Gather all lines in the records below that include the word "Investments".
[Start of ENTRIES PROVIDED]
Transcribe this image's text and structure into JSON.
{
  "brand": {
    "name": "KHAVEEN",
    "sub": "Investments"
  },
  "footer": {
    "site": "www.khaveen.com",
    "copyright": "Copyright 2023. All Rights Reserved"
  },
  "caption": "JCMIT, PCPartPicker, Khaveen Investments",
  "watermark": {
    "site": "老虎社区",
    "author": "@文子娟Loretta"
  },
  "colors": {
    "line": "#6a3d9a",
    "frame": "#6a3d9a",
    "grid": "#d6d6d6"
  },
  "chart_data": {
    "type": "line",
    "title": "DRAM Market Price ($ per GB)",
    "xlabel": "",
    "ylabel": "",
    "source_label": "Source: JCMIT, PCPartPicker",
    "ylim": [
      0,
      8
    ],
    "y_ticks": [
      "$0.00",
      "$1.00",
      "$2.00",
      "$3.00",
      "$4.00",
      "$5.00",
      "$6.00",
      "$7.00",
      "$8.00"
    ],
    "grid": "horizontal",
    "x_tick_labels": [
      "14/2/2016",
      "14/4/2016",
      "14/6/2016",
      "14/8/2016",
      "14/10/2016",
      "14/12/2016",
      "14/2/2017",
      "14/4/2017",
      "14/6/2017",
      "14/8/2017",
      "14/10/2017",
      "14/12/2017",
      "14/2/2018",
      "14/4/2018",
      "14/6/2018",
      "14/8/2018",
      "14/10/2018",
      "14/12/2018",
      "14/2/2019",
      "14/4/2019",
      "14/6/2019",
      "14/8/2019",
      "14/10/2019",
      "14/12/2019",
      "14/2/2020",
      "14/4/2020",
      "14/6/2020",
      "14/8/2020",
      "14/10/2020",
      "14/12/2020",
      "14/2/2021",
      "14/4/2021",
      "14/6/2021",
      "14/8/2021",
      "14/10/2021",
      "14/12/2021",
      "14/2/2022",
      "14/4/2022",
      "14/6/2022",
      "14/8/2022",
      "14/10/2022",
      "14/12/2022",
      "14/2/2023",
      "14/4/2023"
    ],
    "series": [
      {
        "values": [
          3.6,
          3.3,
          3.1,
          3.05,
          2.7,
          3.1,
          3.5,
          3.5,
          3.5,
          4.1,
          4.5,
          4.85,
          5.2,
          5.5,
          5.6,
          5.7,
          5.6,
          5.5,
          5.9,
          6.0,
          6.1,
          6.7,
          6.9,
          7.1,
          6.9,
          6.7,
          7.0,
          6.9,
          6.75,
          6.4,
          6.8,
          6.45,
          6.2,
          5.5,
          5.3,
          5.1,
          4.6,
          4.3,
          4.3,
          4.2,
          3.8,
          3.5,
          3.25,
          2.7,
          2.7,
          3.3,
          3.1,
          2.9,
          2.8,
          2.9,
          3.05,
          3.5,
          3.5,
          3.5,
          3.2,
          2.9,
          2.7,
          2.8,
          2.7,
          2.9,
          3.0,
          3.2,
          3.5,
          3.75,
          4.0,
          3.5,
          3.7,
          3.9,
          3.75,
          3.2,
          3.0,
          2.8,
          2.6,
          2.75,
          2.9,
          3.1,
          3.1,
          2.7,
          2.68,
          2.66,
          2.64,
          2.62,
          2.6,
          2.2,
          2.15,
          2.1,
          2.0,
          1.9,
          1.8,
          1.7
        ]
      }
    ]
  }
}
[End of ENTRIES PROVIDED]
▸ **CORRECT RESPONSE**
    "sub": "Investments"
  "caption": "JCMIT, PCPartPicker, Khaveen Investments",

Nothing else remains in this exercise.